■ Exercise input ■
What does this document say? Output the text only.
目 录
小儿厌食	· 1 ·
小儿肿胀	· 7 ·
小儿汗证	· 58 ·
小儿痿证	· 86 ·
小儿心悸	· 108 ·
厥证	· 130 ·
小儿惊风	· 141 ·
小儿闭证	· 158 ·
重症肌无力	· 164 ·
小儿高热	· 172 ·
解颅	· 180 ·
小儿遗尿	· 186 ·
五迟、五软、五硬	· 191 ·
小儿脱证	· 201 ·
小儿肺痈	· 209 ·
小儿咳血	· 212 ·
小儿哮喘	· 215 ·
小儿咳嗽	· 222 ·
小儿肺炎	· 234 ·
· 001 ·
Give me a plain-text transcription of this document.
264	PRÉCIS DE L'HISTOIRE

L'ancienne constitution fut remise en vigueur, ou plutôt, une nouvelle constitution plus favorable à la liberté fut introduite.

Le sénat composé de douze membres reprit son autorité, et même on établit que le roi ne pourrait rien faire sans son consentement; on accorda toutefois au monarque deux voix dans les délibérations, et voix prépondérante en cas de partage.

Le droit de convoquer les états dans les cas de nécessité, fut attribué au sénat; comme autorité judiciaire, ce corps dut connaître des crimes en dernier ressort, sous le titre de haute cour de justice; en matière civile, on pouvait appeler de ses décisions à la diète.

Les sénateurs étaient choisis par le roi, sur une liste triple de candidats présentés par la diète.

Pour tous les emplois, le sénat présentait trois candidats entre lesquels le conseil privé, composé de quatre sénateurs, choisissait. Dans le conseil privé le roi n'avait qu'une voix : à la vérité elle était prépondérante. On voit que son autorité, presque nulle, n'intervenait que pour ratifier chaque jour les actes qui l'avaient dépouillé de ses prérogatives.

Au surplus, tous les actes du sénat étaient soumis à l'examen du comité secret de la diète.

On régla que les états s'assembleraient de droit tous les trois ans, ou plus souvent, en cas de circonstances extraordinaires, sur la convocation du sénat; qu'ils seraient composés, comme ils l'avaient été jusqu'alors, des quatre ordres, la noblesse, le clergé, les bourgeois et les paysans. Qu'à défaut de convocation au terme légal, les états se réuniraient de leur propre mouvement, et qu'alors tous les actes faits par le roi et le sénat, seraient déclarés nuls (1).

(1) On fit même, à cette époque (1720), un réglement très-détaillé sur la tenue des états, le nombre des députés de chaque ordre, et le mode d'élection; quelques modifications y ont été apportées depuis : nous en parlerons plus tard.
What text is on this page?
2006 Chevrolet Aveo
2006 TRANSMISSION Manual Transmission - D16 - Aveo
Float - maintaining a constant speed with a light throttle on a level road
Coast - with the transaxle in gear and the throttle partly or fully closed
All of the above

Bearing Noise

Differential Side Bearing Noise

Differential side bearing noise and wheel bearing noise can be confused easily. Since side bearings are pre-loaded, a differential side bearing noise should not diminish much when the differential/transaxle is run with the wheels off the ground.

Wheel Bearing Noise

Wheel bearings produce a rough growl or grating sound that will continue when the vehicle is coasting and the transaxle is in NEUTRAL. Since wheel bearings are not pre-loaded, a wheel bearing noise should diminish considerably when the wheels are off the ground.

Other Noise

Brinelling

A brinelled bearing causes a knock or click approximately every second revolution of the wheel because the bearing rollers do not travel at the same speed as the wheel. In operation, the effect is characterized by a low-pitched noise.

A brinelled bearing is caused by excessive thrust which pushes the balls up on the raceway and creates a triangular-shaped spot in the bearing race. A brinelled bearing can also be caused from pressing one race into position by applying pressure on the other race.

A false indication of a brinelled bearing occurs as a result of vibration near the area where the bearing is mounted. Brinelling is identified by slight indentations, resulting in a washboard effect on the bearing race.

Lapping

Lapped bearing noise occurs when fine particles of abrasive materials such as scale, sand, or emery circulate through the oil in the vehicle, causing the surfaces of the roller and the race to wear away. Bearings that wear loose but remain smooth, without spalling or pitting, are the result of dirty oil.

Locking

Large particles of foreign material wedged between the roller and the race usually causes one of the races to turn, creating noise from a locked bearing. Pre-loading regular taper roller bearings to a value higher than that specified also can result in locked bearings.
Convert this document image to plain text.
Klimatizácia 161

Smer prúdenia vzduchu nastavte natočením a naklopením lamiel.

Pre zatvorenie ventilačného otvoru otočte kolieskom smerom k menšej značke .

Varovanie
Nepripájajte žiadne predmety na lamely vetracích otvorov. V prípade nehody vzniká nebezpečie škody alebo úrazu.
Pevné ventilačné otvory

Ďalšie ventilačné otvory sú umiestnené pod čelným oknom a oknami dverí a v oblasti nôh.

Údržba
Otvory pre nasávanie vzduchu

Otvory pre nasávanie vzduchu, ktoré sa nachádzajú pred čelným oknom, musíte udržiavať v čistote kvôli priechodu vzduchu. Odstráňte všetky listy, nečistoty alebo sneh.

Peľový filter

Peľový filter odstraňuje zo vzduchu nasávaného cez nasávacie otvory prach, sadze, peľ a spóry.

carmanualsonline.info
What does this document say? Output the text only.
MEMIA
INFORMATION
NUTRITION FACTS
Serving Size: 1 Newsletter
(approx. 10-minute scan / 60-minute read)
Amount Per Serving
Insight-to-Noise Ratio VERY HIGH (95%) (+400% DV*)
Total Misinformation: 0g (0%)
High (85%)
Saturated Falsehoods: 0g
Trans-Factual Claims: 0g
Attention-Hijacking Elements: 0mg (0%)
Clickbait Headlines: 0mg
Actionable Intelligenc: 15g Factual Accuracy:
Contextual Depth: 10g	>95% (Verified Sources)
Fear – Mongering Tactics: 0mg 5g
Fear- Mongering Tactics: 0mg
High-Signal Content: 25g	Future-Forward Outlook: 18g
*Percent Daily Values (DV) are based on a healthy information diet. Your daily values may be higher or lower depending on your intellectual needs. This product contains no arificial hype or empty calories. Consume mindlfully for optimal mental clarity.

■ Written task ■
Pick out every line above that contains the word "document" and copy it.

■ Full response ■
What does this document say? Output the text only.
Give me a plain-text transcription of this document.
Convert this document image to plain text.
What does this document say? Output the text only.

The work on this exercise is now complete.